-- EXERCISE OBJECTIVE --
Find and copy lines holding "unemployed".

-- RECORDS FOR THIS TASK --
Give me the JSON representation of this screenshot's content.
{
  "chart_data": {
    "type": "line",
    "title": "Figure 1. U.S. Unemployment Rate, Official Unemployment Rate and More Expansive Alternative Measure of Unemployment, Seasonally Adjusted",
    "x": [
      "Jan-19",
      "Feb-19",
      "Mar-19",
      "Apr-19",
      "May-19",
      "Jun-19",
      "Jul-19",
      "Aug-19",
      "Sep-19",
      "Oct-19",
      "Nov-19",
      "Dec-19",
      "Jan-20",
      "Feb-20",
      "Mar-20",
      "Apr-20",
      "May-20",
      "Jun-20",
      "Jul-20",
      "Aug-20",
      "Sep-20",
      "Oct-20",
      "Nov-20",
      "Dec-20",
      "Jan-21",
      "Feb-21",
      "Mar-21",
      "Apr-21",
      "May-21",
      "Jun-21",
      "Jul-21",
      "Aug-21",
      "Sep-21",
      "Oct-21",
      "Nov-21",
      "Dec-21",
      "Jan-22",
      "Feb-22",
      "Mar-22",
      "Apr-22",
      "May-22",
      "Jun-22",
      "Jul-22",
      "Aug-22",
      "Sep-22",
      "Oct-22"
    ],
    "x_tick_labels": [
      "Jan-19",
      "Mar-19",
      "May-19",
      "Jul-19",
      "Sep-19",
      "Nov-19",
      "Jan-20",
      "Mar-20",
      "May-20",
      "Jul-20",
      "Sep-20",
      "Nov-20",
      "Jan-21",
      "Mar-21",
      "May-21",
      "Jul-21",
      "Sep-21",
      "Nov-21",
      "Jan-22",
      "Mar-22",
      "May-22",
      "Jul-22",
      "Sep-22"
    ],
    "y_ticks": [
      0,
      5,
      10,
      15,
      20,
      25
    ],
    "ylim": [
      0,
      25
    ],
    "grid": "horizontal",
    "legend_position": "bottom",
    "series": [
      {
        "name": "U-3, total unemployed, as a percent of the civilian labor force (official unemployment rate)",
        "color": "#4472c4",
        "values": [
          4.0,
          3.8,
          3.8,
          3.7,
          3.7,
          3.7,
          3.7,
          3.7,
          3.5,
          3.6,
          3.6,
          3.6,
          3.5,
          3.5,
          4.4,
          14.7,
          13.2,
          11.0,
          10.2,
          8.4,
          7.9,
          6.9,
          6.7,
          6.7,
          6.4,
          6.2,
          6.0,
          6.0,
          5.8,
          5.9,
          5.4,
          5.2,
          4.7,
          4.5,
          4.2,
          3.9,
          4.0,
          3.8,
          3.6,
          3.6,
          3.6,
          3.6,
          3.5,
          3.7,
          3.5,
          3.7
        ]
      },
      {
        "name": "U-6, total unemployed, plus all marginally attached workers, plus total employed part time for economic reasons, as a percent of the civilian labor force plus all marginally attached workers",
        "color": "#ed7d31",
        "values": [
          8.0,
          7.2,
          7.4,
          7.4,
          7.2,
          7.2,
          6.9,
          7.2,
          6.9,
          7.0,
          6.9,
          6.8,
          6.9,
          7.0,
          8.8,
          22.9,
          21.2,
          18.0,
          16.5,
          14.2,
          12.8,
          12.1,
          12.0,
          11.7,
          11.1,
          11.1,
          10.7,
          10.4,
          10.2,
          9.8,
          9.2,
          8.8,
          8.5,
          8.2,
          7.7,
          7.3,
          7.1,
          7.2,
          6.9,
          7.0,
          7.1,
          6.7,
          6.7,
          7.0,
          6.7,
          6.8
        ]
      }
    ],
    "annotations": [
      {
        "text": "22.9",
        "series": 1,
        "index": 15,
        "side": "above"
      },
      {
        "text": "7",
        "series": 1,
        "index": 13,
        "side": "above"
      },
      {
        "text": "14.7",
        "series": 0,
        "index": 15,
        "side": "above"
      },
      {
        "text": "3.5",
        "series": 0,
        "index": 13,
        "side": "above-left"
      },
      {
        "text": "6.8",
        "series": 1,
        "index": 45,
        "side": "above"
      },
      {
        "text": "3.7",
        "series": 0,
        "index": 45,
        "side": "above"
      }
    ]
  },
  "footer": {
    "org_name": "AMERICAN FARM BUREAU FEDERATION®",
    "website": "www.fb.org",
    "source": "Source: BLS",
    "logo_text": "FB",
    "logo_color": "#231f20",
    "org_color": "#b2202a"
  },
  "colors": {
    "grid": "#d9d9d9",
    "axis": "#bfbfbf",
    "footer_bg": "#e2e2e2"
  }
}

-- RESULT --
        "name": "U-3, total unemployed, as a percent of the civilian labor force (official unemployment rate)",
        "name": "U-6, total unemployed, plus all marginally attached workers, plus total employed part time for economic reasons, as a percent of the civilian labor force plus all marginally attached workers",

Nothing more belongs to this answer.